* [YOUR INSTRUCTIONS]: Write out every entry exactly as it appears.

* [RECORD LIST]:

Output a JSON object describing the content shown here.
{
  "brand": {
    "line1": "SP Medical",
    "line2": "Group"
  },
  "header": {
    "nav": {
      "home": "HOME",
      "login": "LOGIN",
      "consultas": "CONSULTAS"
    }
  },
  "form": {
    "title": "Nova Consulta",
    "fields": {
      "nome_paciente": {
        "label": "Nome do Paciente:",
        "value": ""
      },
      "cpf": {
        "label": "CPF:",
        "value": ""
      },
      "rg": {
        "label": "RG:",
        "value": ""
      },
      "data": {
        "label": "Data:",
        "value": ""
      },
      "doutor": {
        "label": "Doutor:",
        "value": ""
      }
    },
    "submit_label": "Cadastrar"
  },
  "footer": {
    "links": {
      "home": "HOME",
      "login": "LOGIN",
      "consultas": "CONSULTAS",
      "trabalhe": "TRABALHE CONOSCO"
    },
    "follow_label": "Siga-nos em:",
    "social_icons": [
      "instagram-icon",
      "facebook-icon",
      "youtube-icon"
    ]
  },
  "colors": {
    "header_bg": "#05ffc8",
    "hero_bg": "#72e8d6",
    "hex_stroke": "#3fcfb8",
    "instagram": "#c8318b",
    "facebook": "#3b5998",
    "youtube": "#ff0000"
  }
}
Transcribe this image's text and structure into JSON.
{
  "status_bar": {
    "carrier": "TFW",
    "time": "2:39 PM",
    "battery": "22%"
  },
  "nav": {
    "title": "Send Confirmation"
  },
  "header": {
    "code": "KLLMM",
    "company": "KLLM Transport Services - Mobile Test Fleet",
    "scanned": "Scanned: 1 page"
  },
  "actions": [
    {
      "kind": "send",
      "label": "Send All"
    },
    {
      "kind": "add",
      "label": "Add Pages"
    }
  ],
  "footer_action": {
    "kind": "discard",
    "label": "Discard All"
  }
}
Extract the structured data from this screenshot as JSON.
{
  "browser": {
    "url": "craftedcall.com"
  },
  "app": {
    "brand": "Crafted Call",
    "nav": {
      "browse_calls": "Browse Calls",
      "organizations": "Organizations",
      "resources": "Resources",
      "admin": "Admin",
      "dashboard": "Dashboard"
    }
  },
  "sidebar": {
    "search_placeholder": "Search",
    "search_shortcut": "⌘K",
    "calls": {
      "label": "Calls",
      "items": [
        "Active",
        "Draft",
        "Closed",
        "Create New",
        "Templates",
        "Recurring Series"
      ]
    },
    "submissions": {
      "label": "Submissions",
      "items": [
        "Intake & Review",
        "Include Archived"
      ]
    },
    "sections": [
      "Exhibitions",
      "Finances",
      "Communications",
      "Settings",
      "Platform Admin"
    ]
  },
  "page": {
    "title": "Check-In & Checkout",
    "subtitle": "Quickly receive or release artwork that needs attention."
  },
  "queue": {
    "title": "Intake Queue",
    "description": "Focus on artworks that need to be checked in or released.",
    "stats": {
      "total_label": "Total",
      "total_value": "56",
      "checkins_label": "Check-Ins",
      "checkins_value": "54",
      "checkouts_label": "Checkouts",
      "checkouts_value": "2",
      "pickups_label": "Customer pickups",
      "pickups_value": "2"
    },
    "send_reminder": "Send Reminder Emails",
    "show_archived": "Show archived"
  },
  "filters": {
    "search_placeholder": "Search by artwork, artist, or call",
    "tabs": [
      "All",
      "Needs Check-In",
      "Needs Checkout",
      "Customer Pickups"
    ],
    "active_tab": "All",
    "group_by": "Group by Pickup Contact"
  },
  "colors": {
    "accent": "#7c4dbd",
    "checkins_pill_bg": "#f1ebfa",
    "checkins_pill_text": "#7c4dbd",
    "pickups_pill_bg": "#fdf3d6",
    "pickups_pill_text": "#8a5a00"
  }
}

* [ANSWER TO THIS PROBLEM]:
Output a JSON object describing the content shown here.
{
  "brand": {
    "line1": "SP Medical",
    "line2": "Group"
  },
  "header": {
    "nav": {
      "home": "HOME",
      "login": "LOGIN",
      "consultas": "CONSULTAS"
    }
  },
  "form": {
    "title": "Nova Consulta",
    "fields": {
      "nome_paciente": {
        "label": "Nome do Paciente:",
        "value": ""
      },
      "cpf": {
        "label": "CPF:",
        "value": ""
      },
      "rg": {
        "label": "RG:",
        "value": ""
      },
      "data": {
        "label": "Data:",
        "value": ""
      },
      "doutor": {
        "label": "Doutor:",
        "value": ""
      }
    },
    "submit_label": "Cadastrar"
  },
  "footer": {
    "links": {
      "home": "HOME",
      "login": "LOGIN",
      "consultas": "CONSULTAS",
      "trabalhe": "TRABALHE CONOSCO"
    },
    "follow_label": "Siga-nos em:",
    "social_icons": [
      "instagram-icon",
      "facebook-icon",
      "youtube-icon"
    ]
  },
  "colors": {
    "header_bg": "#05ffc8",
    "hero_bg": "#72e8d6",
    "hex_stroke": "#3fcfb8",
    "instagram": "#c8318b",
    "facebook": "#3b5998",
    "youtube": "#ff0000"
  }
}
Transcribe this image's text and structure into JSON.
{
  "status_bar": {
    "carrier": "TFW",
    "time": "2:39 PM",
    "battery": "22%"
  },
  "nav": {
    "title": "Send Confirmation"
  },
  "header": {
    "code": "KLLMM",
    "company": "KLLM Transport Services - Mobile Test Fleet",
    "scanned": "Scanned: 1 page"
  },
  "actions": [
    {
      "kind": "send",
      "label": "Send All"
    },
    {
      "kind": "add",
      "label": "Add Pages"
    }
  ],
  "footer_action": {
    "kind": "discard",
    "label": "Discard All"
  }
}
Extract the structured data from this screenshot as JSON.
{
  "browser": {
    "url": "craftedcall.com"
  },
  "app": {
    "brand": "Crafted Call",
    "nav": {
      "browse_calls": "Browse Calls",
      "organizations": "Organizations",
      "resources": "Resources",
      "admin": "Admin",
      "dashboard": "Dashboard"
    }
  },
  "sidebar": {
    "search_placeholder": "Search",
    "search_shortcut": "⌘K",
    "calls": {
      "label": "Calls",
      "items": [
        "Active",
        "Draft",
        "Closed",
        "Create New",
        "Templates",
        "Recurring Series"
      ]
    },
    "submissions": {
      "label": "Submissions",
      "items": [
        "Intake & Review",
        "Include Archived"
      ]
    },
    "sections": [
      "Exhibitions",
      "Finances",
      "Communications",
      "Settings",
      "Platform Admin"
    ]
  },
  "page": {
    "title": "Check-In & Checkout",
    "subtitle": "Quickly receive or release artwork that needs attention."
  },
  "queue": {
    "title": "Intake Queue",
    "description": "Focus on artworks that need to be checked in or released.",
    "stats": {
      "total_label": "Total",
      "total_value": "56",
      "checkins_label": "Check-Ins",
      "checkins_value": "54",
      "checkouts_label": "Checkouts",
      "checkouts_value": "2",
      "pickups_label": "Customer pickups",
      "pickups_value": "2"
    },
    "send_reminder": "Send Reminder Emails",
    "show_archived": "Show archived"
  },
  "filters": {
    "search_placeholder": "Search by artwork, artist, or call",
    "tabs": [
      "All",
      "Needs Check-In",
      "Needs Checkout",
      "Customer Pickups"
    ],
    "active_tab": "All",
    "group_by": "Group by Pickup Contact"
  },
  "colors": {
    "accent": "#7c4dbd",
    "checkins_pill_bg": "#f1ebfa",
    "checkins_pill_text": "#7c4dbd",
    "pickups_pill_bg": "#fdf3d6",
    "pickups_pill_text": "#8a5a00"
  }
}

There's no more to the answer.